GIVEN TASK | Which lines in the records below contain the word "новой"? Copy each one out.

EXERCISE MATERIALS |
===============

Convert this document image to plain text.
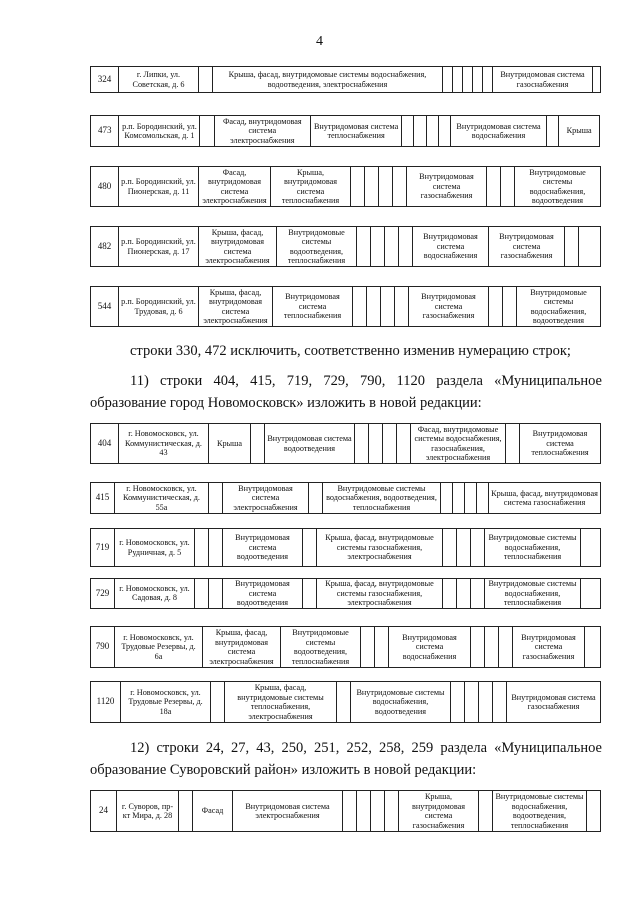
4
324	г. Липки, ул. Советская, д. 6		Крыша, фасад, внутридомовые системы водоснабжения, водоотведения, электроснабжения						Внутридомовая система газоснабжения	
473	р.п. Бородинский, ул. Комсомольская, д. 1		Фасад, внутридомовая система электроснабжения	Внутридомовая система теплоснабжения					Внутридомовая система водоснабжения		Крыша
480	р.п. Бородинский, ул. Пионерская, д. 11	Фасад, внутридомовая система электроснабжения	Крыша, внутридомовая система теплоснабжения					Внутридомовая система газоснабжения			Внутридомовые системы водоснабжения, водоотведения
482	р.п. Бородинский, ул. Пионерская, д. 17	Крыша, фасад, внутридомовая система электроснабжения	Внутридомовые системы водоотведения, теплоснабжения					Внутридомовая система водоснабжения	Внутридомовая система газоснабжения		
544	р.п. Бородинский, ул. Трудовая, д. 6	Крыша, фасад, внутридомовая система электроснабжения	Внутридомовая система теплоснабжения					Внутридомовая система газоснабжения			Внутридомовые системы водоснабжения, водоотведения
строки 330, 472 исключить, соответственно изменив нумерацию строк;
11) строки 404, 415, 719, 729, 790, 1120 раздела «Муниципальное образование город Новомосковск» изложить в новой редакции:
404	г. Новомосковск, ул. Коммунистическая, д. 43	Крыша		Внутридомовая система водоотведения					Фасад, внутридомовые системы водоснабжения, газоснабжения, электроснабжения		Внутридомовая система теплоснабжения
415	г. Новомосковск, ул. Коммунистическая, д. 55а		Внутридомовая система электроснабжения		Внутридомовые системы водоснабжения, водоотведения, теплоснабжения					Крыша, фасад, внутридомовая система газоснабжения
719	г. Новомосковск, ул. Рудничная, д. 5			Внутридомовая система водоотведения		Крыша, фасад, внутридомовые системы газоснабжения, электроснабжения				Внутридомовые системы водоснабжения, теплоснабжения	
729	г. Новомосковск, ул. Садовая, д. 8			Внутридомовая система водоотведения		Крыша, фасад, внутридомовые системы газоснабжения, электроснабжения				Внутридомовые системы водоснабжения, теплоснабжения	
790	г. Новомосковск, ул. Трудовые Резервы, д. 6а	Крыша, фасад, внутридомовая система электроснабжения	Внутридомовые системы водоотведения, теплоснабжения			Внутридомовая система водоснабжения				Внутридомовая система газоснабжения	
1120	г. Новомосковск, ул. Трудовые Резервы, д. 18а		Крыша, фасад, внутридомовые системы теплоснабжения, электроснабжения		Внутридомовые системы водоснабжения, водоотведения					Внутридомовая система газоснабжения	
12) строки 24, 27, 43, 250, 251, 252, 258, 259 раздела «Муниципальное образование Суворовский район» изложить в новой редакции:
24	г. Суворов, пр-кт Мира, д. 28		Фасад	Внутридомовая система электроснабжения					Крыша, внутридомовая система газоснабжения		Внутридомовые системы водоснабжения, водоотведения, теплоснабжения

===============

RESULT FOR THIS TASK |
11) строки 404, 415, 719, 729, 790, 1120 раздела «Муниципальное образование город Новомосковск» изложить в новой редакции:
12) строки 24, 27, 43, 250, 251, 252, 258, 259 раздела «Муниципальное образование Суворовский район» изложить в новой редакции:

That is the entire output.